▶ [Challenge]: Make an exact copy of all the entries, with the pictures left out.

▶ [Stored items]:
::::::

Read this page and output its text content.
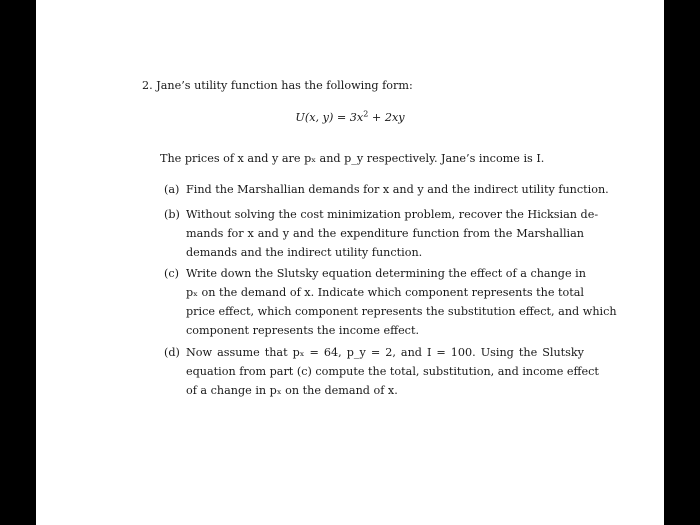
2. Jane’s utility function has the following form:
U(x, $y) = 3x^2 + 2xy$
The prices of x and y are pₓ and p_y respectively. Jane’s income is I.
(a) Find the Marshallian demands for x and y and the indirect utility function.
(b) Without solving the cost minimization problem, recover the Hicksian de-
mands for x and y and the expenditure function from the Marshallian
demands and the indirect utility function.
(c) Write down the Slutsky equation determining the effect of a change in
pₓ on the demand of x. Indicate which component represents the total
price effect, which component represents the substitution effect, and which
component represents the income effect.
(d) Now assume that pₓ = 64, p_y = 2, and I = 100. Using the Slutsky
equation from part (c) compute the total, substitution, and income effect
of a change in pₓ on the demand of x.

::::::

▶ [Answer below]:
Read this page and output its text content.
2. Jane’s utility function has the following form:
U(x, $y) = 3x^2 + 2xy$
The prices of x and y are pₓ and p_y respectively. Jane’s income is I.
(a) Find the Marshallian demands for x and y and the indirect utility function.
(b) Without solving the cost minimization problem, recover the Hicksian de-
mands for x and y and the expenditure function from the Marshallian
demands and the indirect utility function.
(c) Write down the Slutsky equation determining the effect of a change in
pₓ on the demand of x. Indicate which component represents the total
price effect, which component represents the substitution effect, and which
component represents the income effect.
(d) Now assume that pₓ = 64, p_y = 2, and I = 100. Using the Slutsky
equation from part (c) compute the total, substitution, and income effect
of a change in pₓ on the demand of x.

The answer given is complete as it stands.